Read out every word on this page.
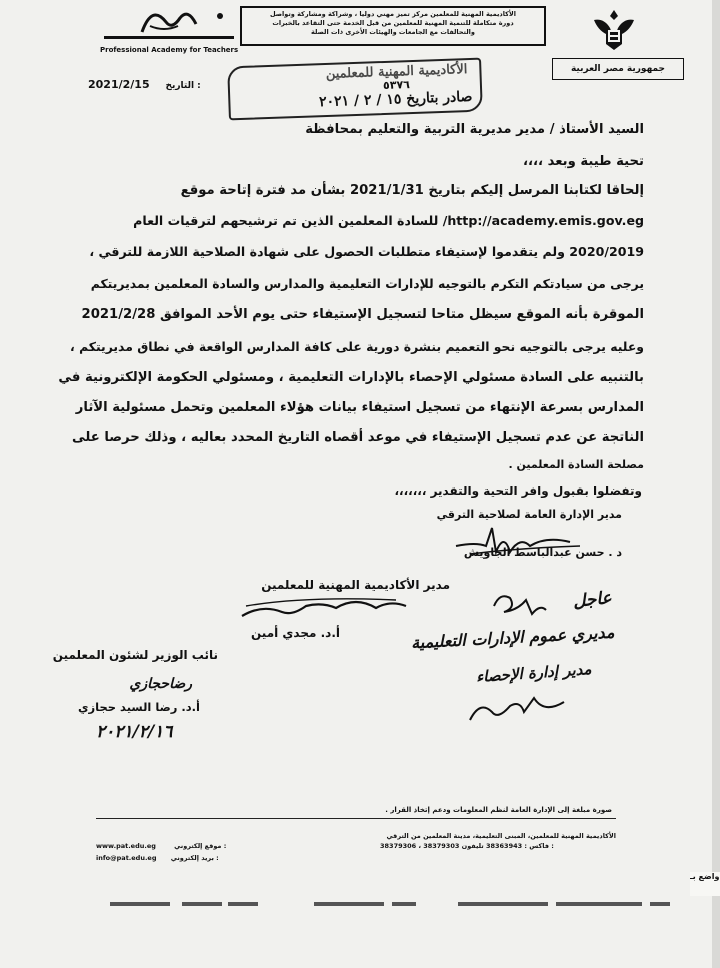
Professional Academy for Teachers
الأكاديمية المهنية للمعلمين مركز تميز مهني دوليا ، وشراكة ومشاركة وتواصل
دورة متكاملة للتنمية المهنية للمعلمين من قبل الخدمة حتى التقاعد بالخبرات
والتحالفات مع الجامعات والهيئات الأخرى ذات الصلة
جمهورية مصر العربية
2021/2/15 التاريخ :
الأكاديمية المهنية للمعلمين
٥٣٧٦
صادر بتاريخ ١٥ / ٢ / ٢٠٢١
السيد الأستاذ / مدير مديرية التربية والتعليم بمحافظة
تحية طيبة وبعد ،،،،
إلحاقا لكتابنا المرسل إليكم بتاريخ 2021/1/31 بشأن مد فترة إتاحة موقع
http://academy.emis.gov.eg/ للسادة المعلمين الذين تم ترشيحهم لترقيات العام
2020/2019 ولم يتقدموا لإستيفاء متطلبات الحصول على شهادة الصلاحية اللازمة للترقي ،
يرجى من سيادتكم التكرم بالتوجيه للإدارات التعليمية والمدارس والسادة المعلمين بمديريتكم
الموقرة بأنه الموقع سيظل متاحا لتسجيل الإستيفاء حتى يوم الأحد الموافق 2021/2/28
وعليه يرجى بالتوجيه نحو التعميم بنشرة دورية على كافة المدارس الواقعة في نطاق مديريتكم ،
بالتنبيه على السادة مسئولي الإحصاء بالإدارات التعليمية ، ومسئولي الحكومة الإلكترونية في
المدارس بسرعة الإنتهاء من تسجيل استيفاء بيانات هؤلاء المعلمين وتحمل مسئولية الآثار
الناتجة عن عدم تسجيل الإستيفاء في موعد أقصاه التاريخ المحدد بعاليه ، وذلك حرصا على
مصلحة السادة المعلمين .
وتفضلوا بقبول وافر التحية والتقدير ،،،،،،،
مدير الإدارة العامة لصلاحية الترقي
د . حسن عبدالباسط الجاويش
مدير الأكاديمية المهنية للمعلمين
أ.د. مجدي أمين
عاجل
مديري عموم الإدارات التعليمية
مدير إدارة الإحصاء
نائب الوزير لشئون المعلمين
رضاحجازي
أ.د. رضا السيد حجازي
٢٠٢١/٢/١٦
صورة مبلغة إلى الإدارة العامة لنظم المعلومات ودعم إتخاذ القرار .
الأكاديمية المهنية للمعلمين، المبنى التعليمية، مدينة المعلمين من الترقي
38379306 ، 38379303	فاكس : 38363943 تليفون :
www.pat.edu.eg	موقع إلكتروني :
info@pat.edu.eg بريد إلكتروني :
واضع بـ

=== The task ===
Quote the listing above in full, except for the pictures.

=== Exercise solution ===
Read out every word on this page.
Professional Academy for Teachers
الأكاديمية المهنية للمعلمين مركز تميز مهني دوليا ، وشراكة ومشاركة وتواصل
دورة متكاملة للتنمية المهنية للمعلمين من قبل الخدمة حتى التقاعد بالخبرات
والتحالفات مع الجامعات والهيئات الأخرى ذات الصلة
جمهورية مصر العربية
2021/2/15 التاريخ :
الأكاديمية المهنية للمعلمين
٥٣٧٦
صادر بتاريخ ١٥ / ٢ / ٢٠٢١
السيد الأستاذ / مدير مديرية التربية والتعليم بمحافظة
تحية طيبة وبعد ،،،،
إلحاقا لكتابنا المرسل إليكم بتاريخ 2021/1/31 بشأن مد فترة إتاحة موقع
http://academy.emis.gov.eg/ للسادة المعلمين الذين تم ترشيحهم لترقيات العام
2020/2019 ولم يتقدموا لإستيفاء متطلبات الحصول على شهادة الصلاحية اللازمة للترقي ،
يرجى من سيادتكم التكرم بالتوجيه للإدارات التعليمية والمدارس والسادة المعلمين بمديريتكم
الموقرة بأنه الموقع سيظل متاحا لتسجيل الإستيفاء حتى يوم الأحد الموافق 2021/2/28
وعليه يرجى بالتوجيه نحو التعميم بنشرة دورية على كافة المدارس الواقعة في نطاق مديريتكم ،
بالتنبيه على السادة مسئولي الإحصاء بالإدارات التعليمية ، ومسئولي الحكومة الإلكترونية في
المدارس بسرعة الإنتهاء من تسجيل استيفاء بيانات هؤلاء المعلمين وتحمل مسئولية الآثار
الناتجة عن عدم تسجيل الإستيفاء في موعد أقصاه التاريخ المحدد بعاليه ، وذلك حرصا على
مصلحة السادة المعلمين .
وتفضلوا بقبول وافر التحية والتقدير ،،،،،،،
مدير الإدارة العامة لصلاحية الترقي
د . حسن عبدالباسط الجاويش
مدير الأكاديمية المهنية للمعلمين
أ.د. مجدي أمين
عاجل
مديري عموم الإدارات التعليمية
مدير إدارة الإحصاء
نائب الوزير لشئون المعلمين
رضاحجازي
أ.د. رضا السيد حجازي
٢٠٢١/٢/١٦
صورة مبلغة إلى الإدارة العامة لنظم المعلومات ودعم إتخاذ القرار .
الأكاديمية المهنية للمعلمين، المبنى التعليمية، مدينة المعلمين من الترقي
38379306 ، 38379303	فاكس : 38363943 تليفون :
www.pat.edu.eg	موقع إلكتروني :
info@pat.edu.eg بريد إلكتروني :
واضع بـ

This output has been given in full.